State how many lines hold the string "SPOR". Give the number and nothing else.
───── Source material
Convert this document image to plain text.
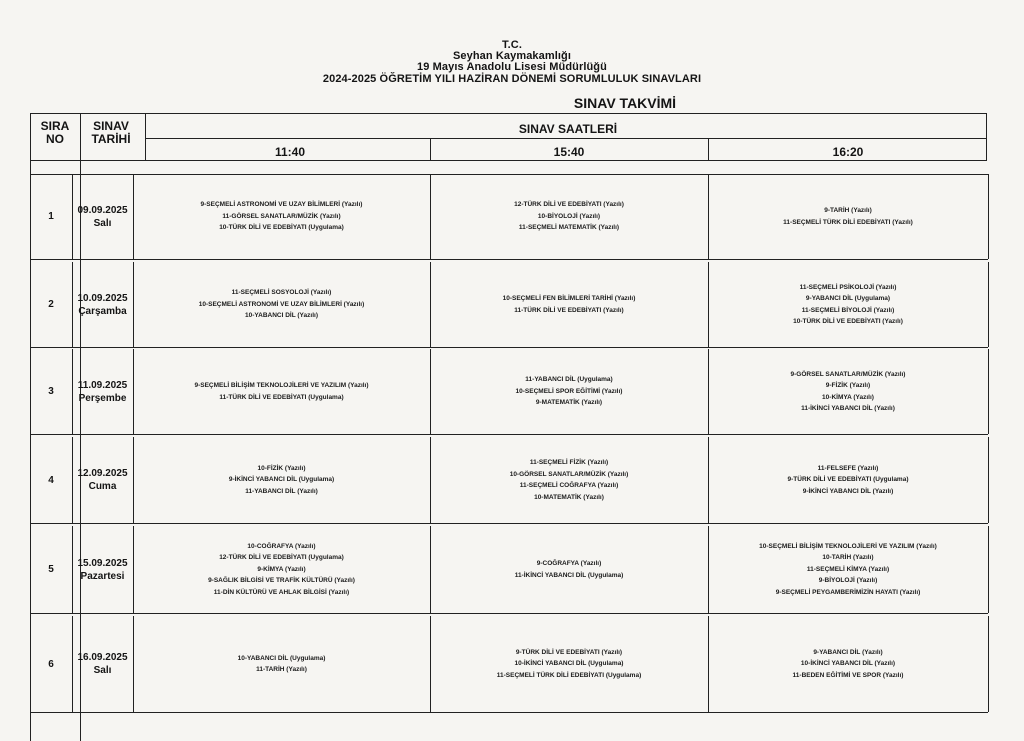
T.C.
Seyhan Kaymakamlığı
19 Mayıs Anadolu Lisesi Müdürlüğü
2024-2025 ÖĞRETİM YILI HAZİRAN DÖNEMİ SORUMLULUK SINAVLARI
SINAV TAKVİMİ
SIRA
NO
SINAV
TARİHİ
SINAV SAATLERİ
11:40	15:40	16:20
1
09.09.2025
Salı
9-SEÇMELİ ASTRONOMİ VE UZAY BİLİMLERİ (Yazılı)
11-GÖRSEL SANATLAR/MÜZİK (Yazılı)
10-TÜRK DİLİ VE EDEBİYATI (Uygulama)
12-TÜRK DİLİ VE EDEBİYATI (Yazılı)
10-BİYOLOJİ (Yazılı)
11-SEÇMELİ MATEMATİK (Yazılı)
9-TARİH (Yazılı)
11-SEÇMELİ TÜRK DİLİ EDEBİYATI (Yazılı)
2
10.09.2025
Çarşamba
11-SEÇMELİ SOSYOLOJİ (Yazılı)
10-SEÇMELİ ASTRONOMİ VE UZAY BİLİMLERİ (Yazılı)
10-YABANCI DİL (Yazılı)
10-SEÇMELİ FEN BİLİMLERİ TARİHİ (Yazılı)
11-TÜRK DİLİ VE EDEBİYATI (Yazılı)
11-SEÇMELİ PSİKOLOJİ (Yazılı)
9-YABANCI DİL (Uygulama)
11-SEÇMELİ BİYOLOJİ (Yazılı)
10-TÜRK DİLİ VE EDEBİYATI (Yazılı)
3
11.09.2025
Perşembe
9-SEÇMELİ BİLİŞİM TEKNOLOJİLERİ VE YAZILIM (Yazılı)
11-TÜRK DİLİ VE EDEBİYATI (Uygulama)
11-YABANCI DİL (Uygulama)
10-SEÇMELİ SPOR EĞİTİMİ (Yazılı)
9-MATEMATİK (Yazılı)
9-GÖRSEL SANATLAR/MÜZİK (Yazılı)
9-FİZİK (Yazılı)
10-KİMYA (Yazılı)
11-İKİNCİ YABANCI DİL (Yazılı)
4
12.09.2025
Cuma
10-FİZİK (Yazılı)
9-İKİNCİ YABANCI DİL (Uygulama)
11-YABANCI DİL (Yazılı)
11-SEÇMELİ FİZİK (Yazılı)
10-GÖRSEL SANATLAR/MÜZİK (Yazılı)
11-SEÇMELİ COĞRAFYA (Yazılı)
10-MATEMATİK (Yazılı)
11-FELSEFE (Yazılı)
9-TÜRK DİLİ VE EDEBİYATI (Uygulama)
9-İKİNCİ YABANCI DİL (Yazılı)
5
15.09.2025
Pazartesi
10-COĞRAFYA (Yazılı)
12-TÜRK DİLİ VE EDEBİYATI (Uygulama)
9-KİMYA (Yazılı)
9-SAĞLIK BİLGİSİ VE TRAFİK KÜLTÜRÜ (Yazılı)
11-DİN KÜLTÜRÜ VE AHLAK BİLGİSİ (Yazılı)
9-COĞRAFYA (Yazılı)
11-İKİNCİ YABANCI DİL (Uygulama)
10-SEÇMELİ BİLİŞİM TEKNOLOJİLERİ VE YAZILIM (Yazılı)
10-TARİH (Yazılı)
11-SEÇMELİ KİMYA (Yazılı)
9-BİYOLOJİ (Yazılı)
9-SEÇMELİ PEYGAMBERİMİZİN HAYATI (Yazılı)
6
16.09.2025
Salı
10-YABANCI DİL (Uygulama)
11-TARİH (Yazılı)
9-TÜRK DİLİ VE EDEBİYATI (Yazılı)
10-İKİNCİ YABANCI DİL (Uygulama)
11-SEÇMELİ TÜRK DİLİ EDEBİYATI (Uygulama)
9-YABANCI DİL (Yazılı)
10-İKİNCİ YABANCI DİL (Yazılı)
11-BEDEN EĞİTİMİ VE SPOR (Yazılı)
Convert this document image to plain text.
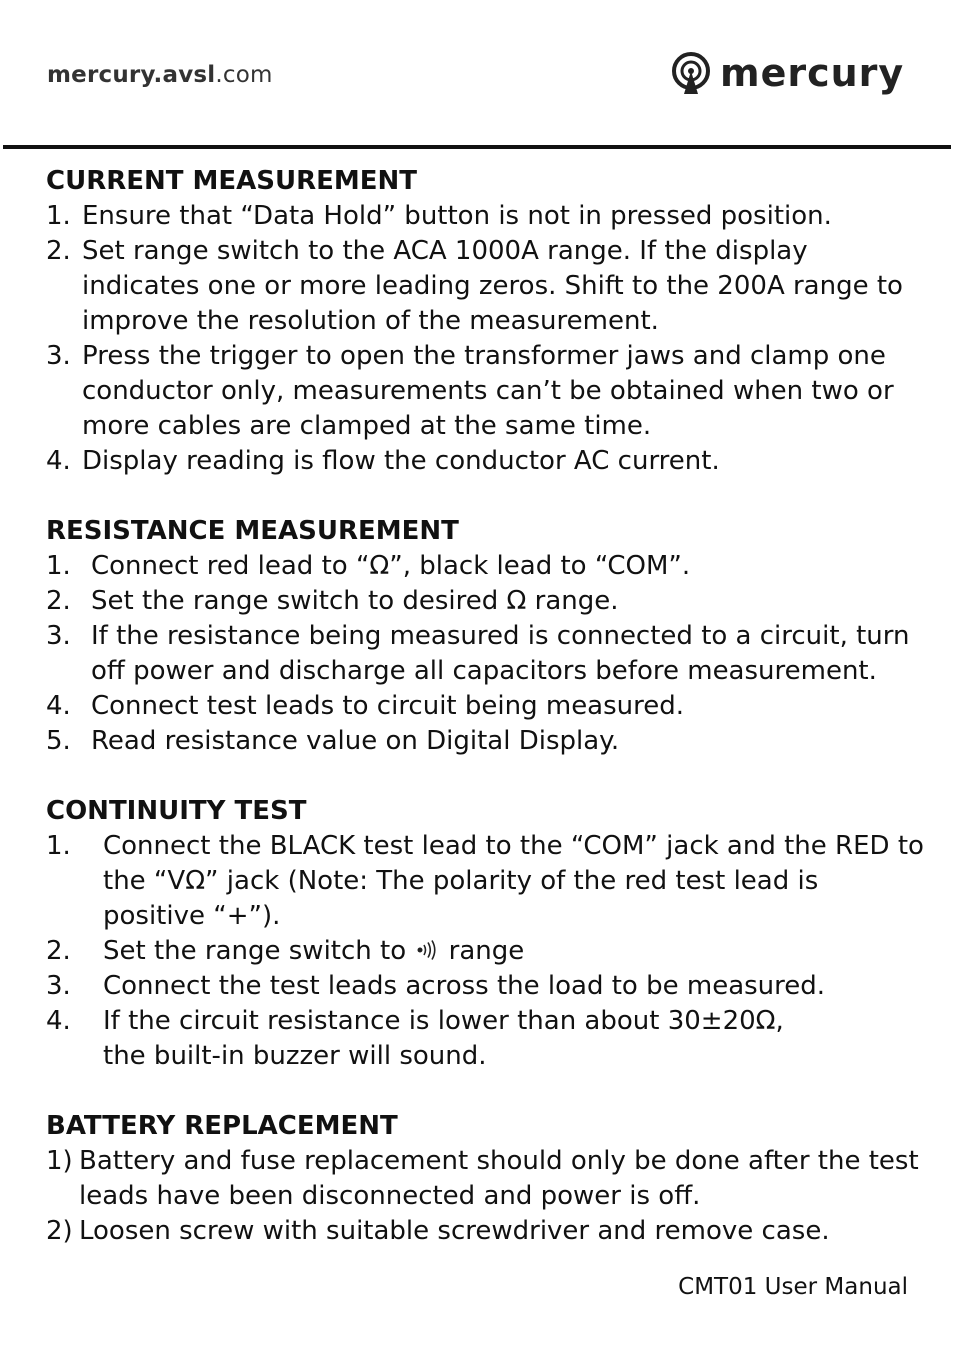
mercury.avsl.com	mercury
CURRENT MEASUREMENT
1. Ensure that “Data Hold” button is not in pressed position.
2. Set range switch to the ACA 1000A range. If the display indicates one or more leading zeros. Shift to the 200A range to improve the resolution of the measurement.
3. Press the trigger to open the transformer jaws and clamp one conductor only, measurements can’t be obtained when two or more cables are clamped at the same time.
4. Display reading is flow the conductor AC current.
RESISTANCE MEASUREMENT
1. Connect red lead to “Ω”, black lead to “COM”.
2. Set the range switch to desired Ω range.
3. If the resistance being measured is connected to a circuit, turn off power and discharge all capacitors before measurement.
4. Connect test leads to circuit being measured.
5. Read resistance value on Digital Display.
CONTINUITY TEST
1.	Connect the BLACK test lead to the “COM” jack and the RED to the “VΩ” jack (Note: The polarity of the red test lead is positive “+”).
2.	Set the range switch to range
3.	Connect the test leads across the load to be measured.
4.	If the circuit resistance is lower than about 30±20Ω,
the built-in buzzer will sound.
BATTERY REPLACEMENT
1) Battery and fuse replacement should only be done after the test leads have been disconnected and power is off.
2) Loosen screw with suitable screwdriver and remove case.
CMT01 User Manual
──────────
→ **Reply to the exercise**:
2